_Instructions for the task_
Check every line of the material below for the string "DISC", and return the ones that have it.

_Given information_
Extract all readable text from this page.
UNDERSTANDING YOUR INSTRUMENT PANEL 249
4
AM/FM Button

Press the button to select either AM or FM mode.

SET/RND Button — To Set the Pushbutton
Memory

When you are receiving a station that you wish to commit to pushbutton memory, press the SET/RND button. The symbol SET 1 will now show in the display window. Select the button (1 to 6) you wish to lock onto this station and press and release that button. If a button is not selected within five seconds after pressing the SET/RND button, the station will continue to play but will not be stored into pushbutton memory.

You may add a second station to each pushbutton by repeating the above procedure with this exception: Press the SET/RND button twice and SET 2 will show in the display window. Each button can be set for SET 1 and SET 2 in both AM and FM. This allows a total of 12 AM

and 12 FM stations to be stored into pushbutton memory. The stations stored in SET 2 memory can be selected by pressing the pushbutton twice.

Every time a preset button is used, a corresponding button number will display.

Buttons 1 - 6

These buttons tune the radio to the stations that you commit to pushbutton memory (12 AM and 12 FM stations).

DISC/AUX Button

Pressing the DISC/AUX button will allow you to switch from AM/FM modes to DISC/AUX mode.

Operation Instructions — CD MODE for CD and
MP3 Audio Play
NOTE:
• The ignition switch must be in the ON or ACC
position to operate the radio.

_Task result_
DISC/AUX Button
Pressing the DISC/AUX button will allow you to switch from AM/FM modes to DISC/AUX mode.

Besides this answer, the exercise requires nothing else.